> Stated problem: Copy every record below exactly as written, but leave out the pictures.
start Material shown
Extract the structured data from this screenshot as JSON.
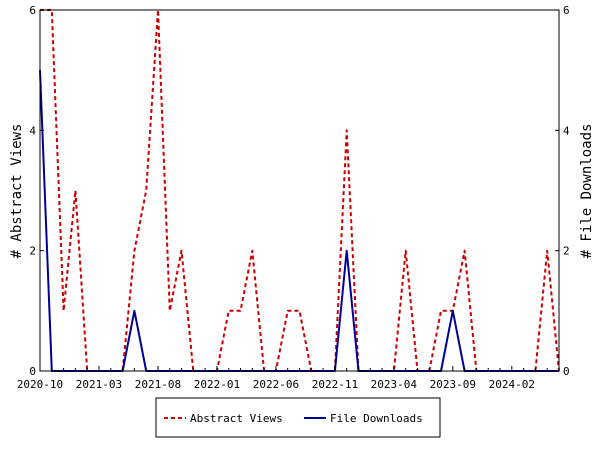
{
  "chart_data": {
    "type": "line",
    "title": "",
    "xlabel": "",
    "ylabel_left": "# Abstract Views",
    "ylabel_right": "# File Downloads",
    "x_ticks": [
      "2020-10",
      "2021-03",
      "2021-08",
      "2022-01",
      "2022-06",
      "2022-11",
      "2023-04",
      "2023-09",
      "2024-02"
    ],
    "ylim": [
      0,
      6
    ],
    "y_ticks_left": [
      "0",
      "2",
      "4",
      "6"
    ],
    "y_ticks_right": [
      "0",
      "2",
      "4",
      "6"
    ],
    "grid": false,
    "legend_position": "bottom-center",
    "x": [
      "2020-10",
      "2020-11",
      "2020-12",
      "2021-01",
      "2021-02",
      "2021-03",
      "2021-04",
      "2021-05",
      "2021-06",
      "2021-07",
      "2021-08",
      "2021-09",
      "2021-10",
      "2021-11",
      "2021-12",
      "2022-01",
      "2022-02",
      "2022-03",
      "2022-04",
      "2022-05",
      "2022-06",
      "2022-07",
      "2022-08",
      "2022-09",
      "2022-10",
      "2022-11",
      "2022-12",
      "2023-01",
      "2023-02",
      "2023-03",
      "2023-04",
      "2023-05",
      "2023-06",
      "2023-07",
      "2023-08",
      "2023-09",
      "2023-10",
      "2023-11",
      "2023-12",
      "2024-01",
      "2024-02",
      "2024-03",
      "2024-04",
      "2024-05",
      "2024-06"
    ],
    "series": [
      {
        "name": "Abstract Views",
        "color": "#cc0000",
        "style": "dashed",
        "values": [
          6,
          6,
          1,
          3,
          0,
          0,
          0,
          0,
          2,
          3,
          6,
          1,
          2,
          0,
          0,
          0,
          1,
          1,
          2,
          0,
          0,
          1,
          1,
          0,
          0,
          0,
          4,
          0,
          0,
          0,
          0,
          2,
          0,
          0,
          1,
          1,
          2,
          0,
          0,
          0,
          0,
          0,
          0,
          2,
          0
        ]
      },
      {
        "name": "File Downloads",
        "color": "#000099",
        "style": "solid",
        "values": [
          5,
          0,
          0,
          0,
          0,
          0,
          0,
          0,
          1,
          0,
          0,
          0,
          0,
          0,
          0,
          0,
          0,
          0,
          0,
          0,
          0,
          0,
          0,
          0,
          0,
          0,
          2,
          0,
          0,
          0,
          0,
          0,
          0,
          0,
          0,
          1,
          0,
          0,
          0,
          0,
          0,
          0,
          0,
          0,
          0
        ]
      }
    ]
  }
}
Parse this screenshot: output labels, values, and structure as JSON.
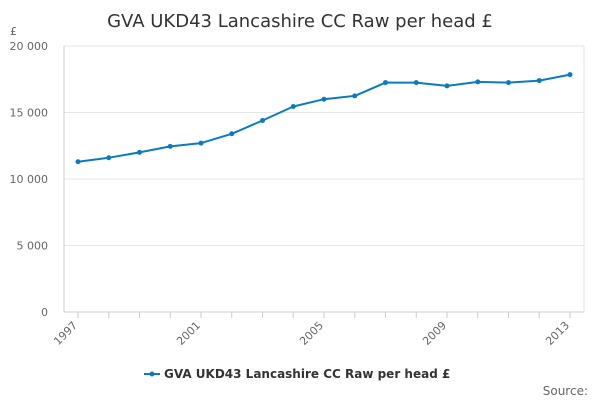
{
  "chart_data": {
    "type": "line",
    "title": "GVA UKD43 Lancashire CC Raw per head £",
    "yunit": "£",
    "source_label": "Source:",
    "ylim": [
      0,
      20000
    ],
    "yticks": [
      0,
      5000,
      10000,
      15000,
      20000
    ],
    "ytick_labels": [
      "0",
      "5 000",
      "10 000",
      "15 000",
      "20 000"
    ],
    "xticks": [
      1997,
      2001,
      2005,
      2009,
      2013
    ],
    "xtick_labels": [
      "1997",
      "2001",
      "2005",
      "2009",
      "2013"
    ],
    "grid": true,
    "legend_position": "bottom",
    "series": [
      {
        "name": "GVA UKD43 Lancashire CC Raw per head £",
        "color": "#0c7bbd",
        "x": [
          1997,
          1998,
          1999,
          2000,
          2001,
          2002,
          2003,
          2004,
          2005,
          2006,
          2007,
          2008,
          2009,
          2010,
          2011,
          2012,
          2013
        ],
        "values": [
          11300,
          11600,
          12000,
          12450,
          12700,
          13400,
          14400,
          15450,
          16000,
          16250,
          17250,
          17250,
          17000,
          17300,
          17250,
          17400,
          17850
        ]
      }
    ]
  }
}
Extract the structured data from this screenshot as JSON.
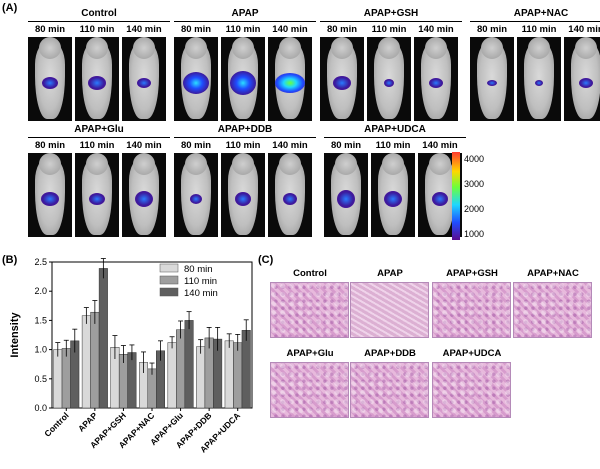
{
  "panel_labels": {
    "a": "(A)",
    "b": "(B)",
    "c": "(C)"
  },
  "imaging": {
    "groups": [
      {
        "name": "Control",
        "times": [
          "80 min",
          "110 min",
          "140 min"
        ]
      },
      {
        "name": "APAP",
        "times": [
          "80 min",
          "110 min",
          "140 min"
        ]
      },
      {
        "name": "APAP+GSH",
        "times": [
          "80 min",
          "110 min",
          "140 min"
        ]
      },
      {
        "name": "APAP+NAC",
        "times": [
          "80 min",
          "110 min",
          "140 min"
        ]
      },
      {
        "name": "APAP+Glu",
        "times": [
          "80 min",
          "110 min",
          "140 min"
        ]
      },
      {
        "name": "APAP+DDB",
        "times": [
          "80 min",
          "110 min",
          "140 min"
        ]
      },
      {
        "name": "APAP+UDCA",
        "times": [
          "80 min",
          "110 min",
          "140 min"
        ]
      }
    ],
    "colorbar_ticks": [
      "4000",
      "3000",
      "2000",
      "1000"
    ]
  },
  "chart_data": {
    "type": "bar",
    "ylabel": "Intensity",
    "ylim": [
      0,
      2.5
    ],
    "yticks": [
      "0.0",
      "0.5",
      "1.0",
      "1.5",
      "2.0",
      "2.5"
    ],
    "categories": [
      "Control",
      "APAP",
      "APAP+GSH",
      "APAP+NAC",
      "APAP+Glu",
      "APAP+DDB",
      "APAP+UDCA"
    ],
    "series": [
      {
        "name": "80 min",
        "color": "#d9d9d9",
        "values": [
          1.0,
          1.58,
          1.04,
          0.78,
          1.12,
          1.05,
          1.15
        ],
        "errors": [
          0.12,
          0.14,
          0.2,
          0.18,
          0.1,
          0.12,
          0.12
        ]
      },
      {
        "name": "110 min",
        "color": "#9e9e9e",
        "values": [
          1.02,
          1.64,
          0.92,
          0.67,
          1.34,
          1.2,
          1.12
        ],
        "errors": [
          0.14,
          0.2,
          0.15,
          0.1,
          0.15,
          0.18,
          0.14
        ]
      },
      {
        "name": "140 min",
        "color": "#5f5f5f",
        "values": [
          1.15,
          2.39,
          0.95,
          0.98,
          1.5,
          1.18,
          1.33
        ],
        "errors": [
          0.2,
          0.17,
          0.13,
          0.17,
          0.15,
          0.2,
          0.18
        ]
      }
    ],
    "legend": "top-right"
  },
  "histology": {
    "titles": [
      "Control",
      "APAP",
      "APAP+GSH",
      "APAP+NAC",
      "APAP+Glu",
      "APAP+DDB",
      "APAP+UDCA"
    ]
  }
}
end Material shown
> Finished answer:
Extract the structured data from this screenshot as JSON.
{
  "chart_data": {
    "type": "line",
    "title": "",
    "xlabel": "",
    "ylabel_left": "# Abstract Views",
    "ylabel_right": "# File Downloads",
    "x_ticks": [
      "2020-10",
      "2021-03",
      "2021-08",
      "2022-01",
      "2022-06",
      "2022-11",
      "2023-04",
      "2023-09",
      "2024-02"
    ],
    "ylim": [
      0,
      6
    ],
    "y_ticks_left": [
      "0",
      "2",
      "4",
      "6"
    ],
    "y_ticks_right": [
      "0",
      "2",
      "4",
      "6"
    ],
    "grid": false,
    "legend_position": "bottom-center",
    "x": [
      "2020-10",
      "2020-11",
      "2020-12",
      "2021-01",
      "2021-02",
      "2021-03",
      "2021-04",
      "2021-05",
      "2021-06",
      "2021-07",
      "2021-08",
      "2021-09",
      "2021-10",
      "2021-11",
      "2021-12",
      "2022-01",
      "2022-02",
      "2022-03",
      "2022-04",
      "2022-05",
      "2022-06",
      "2022-07",
      "2022-08",
      "2022-09",
      "2022-10",
      "2022-11",
      "2022-12",
      "2023-01",
      "2023-02",
      "2023-03",
      "2023-04",
      "2023-05",
      "2023-06",
      "2023-07",
      "2023-08",
      "2023-09",
      "2023-10",
      "2023-11",
      "2023-12",
      "2024-01",
      "2024-02",
      "2024-03",
      "2024-04",
      "2024-05",
      "2024-06"
    ],
    "series": [
      {
        "name": "Abstract Views",
        "color": "#cc0000",
        "style": "dashed",
        "values": [
          6,
          6,
          1,
          3,
          0,
          0,
          0,
          0,
          2,
          3,
          6,
          1,
          2,
          0,
          0,
          0,
          1,
          1,
          2,
          0,
          0,
          1,
          1,
          0,
          0,
          0,
          4,
          0,
          0,
          0,
          0,
          2,
          0,
          0,
          1,
          1,
          2,
          0,
          0,
          0,
          0,
          0,
          0,
          2,
          0
        ]
      },
      {
        "name": "File Downloads",
        "color": "#000099",
        "style": "solid",
        "values": [
          5,
          0,
          0,
          0,
          0,
          0,
          0,
          0,
          1,
          0,
          0,
          0,
          0,
          0,
          0,
          0,
          0,
          0,
          0,
          0,
          0,
          0,
          0,
          0,
          0,
          0,
          2,
          0,
          0,
          0,
          0,
          0,
          0,
          0,
          0,
          1,
          0,
          0,
          0,
          0,
          0,
          0,
          0,
          0,
          0
        ]
      }
    ]
  }
}
Parse this screenshot: output labels, values, and structure as JSON.
{
  "chart_data": {
    "type": "line",
    "title": "GVA UKD43 Lancashire CC Raw per head £",
    "yunit": "£",
    "source_label": "Source:",
    "ylim": [
      0,
      20000
    ],
    "yticks": [
      0,
      5000,
      10000,
      15000,
      20000
    ],
    "ytick_labels": [
      "0",
      "5 000",
      "10 000",
      "15 000",
      "20 000"
    ],
    "xticks": [
      1997,
      2001,
      2005,
      2009,
      2013
    ],
    "xtick_labels": [
      "1997",
      "2001",
      "2005",
      "2009",
      "2013"
    ],
    "grid": true,
    "legend_position": "bottom",
    "series": [
      {
        "name": "GVA UKD43 Lancashire CC Raw per head £",
        "color": "#0c7bbd",
        "x": [
          1997,
          1998,
          1999,
          2000,
          2001,
          2002,
          2003,
          2004,
          2005,
          2006,
          2007,
          2008,
          2009,
          2010,
          2011,
          2012,
          2013
        ],
        "values": [
          11300,
          11600,
          12000,
          12450,
          12700,
          13400,
          14400,
          15450,
          16000,
          16250,
          17250,
          17250,
          17000,
          17300,
          17250,
          17400,
          17850
        ]
      }
    ]
  }
}
Extract the structured data from this screenshot as JSON.
{
  "panel_labels": {
    "a": "(A)",
    "b": "(B)",
    "c": "(C)"
  },
  "imaging": {
    "groups": [
      {
        "name": "Control",
        "times": [
          "80 min",
          "110 min",
          "140 min"
        ]
      },
      {
        "name": "APAP",
        "times": [
          "80 min",
          "110 min",
          "140 min"
        ]
      },
      {
        "name": "APAP+GSH",
        "times": [
          "80 min",
          "110 min",
          "140 min"
        ]
      },
      {
        "name": "APAP+NAC",
        "times": [
          "80 min",
          "110 min",
          "140 min"
        ]
      },
      {
        "name": "APAP+Glu",
        "times": [
          "80 min",
          "110 min",
          "140 min"
        ]
      },
      {
        "name": "APAP+DDB",
        "times": [
          "80 min",
          "110 min",
          "140 min"
        ]
      },
      {
        "name": "APAP+UDCA",
        "times": [
          "80 min",
          "110 min",
          "140 min"
        ]
      }
    ],
    "colorbar_ticks": [
      "4000",
      "3000",
      "2000",
      "1000"
    ]
  },
  "chart_data": {
    "type": "bar",
    "ylabel": "Intensity",
    "ylim": [
      0,
      2.5
    ],
    "yticks": [
      "0.0",
      "0.5",
      "1.0",
      "1.5",
      "2.0",
      "2.5"
    ],
    "categories": [
      "Control",
      "APAP",
      "APAP+GSH",
      "APAP+NAC",
      "APAP+Glu",
      "APAP+DDB",
      "APAP+UDCA"
    ],
    "series": [
      {
        "name": "80 min",
        "color": "#d9d9d9",
        "values": [
          1.0,
          1.58,
          1.04,
          0.78,
          1.12,
          1.05,
          1.15
        ],
        "errors": [
          0.12,
          0.14,
          0.2,
          0.18,
          0.1,
          0.12,
          0.12
        ]
      },
      {
        "name": "110 min",
        "color": "#9e9e9e",
        "values": [
          1.02,
          1.64,
          0.92,
          0.67,
          1.34,
          1.2,
          1.12
        ],
        "errors": [
          0.14,
          0.2,
          0.15,
          0.1,
          0.15,
          0.18,
          0.14
        ]
      },
      {
        "name": "140 min",
        "color": "#5f5f5f",
        "values": [
          1.15,
          2.39,
          0.95,
          0.98,
          1.5,
          1.18,
          1.33
        ],
        "errors": [
          0.2,
          0.17,
          0.13,
          0.17,
          0.15,
          0.2,
          0.18
        ]
      }
    ],
    "legend": "top-right"
  },
  "histology": {
    "titles": [
      "Control",
      "APAP",
      "APAP+GSH",
      "APAP+NAC",
      "APAP+Glu",
      "APAP+DDB",
      "APAP+UDCA"
    ]
  }
}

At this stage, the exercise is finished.